TASK INSTRUCTIONS: Your task is to write out exactly the lines from the line containing "Type out the text in this image." through the end of the records, inclusive at both ends.

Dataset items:
--- Start ---

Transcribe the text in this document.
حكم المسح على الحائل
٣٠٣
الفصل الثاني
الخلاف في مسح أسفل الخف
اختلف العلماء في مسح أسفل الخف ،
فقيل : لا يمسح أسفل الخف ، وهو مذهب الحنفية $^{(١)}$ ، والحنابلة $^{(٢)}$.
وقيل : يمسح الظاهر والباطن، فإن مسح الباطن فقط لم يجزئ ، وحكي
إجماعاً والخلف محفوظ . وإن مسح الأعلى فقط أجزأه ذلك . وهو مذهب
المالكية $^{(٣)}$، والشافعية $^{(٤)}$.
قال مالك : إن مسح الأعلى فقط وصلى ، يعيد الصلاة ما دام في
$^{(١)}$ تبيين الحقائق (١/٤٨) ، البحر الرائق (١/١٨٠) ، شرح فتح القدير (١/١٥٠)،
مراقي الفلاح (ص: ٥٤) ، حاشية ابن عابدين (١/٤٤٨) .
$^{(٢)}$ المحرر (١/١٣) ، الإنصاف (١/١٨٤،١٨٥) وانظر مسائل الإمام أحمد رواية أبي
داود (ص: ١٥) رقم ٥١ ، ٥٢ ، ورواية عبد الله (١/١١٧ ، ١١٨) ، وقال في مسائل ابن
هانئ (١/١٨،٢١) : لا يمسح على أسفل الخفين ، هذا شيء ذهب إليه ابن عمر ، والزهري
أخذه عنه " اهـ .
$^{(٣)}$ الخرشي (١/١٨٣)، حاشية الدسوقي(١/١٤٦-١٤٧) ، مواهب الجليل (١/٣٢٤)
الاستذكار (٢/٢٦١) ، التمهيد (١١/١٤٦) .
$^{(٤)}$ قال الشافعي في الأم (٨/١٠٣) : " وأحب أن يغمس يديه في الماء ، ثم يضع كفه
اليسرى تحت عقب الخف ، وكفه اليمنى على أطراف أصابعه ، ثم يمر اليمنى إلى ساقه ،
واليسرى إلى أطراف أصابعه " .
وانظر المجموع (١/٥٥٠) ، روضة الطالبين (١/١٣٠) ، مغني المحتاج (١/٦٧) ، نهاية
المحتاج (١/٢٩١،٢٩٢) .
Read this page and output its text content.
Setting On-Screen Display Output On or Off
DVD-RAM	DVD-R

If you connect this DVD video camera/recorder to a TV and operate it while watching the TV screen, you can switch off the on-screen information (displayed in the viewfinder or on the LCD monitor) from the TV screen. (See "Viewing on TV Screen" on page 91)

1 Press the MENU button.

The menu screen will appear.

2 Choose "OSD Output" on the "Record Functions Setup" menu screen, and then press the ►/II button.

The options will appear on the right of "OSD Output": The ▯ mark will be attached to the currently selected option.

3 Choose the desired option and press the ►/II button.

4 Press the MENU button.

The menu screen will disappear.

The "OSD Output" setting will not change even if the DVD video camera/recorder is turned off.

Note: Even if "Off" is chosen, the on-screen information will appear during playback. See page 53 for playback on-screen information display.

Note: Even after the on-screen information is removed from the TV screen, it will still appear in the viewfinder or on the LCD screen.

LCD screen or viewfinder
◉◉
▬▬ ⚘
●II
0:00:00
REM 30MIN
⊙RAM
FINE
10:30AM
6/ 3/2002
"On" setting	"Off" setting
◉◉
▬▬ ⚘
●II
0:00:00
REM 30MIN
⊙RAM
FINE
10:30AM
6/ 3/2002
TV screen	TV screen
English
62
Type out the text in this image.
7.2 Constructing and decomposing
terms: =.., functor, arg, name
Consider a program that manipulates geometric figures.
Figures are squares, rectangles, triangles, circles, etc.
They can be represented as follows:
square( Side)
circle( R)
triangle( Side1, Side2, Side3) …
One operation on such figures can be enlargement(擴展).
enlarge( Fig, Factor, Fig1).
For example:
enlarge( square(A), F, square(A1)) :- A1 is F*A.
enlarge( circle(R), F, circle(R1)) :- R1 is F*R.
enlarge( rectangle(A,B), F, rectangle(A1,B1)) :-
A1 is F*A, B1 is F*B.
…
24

--- End ---

OUTPUT BELOW:
Type out the text in this image.
7.2 Constructing and decomposing
terms: =.., functor, arg, name
Consider a program that manipulates geometric figures.
Figures are squares, rectangles, triangles, circles, etc.
They can be represented as follows:
square( Side)
circle( R)
triangle( Side1, Side2, Side3) …
One operation on such figures can be enlargement(擴展).
enlarge( Fig, Factor, Fig1).
For example:
enlarge( square(A), F, square(A1)) :- A1 is F*A.
enlarge( circle(R), F, circle(R1)) :- R1 is F*R.
enlarge( rectangle(A,B), F, rectangle(A1,B1)) :-
A1 is F*A, B1 is F*B.
…
24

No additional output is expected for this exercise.